### [Dataset content]
________

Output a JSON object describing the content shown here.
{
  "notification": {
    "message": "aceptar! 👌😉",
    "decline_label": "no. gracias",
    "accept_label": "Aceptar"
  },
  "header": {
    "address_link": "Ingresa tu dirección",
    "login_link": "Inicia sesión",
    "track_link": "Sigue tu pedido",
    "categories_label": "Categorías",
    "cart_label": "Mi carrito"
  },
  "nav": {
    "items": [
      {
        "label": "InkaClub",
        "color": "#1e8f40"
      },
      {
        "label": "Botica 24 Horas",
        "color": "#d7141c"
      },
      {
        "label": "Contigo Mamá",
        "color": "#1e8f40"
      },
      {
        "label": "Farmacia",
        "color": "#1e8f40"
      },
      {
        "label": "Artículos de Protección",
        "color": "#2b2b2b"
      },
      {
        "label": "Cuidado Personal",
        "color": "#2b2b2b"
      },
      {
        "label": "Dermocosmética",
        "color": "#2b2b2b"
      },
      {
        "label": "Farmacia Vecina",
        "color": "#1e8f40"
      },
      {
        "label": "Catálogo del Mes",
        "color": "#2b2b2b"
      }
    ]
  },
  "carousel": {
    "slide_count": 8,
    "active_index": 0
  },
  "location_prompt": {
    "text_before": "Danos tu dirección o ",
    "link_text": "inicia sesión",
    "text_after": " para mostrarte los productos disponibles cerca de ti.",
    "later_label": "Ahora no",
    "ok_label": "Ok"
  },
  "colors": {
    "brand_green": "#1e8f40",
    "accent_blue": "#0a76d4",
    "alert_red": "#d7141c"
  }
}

________

### [Problem to solve]
Report the number of lines in the entries above that include the string "sesión". Give nothing but the number.

### [Full response]
2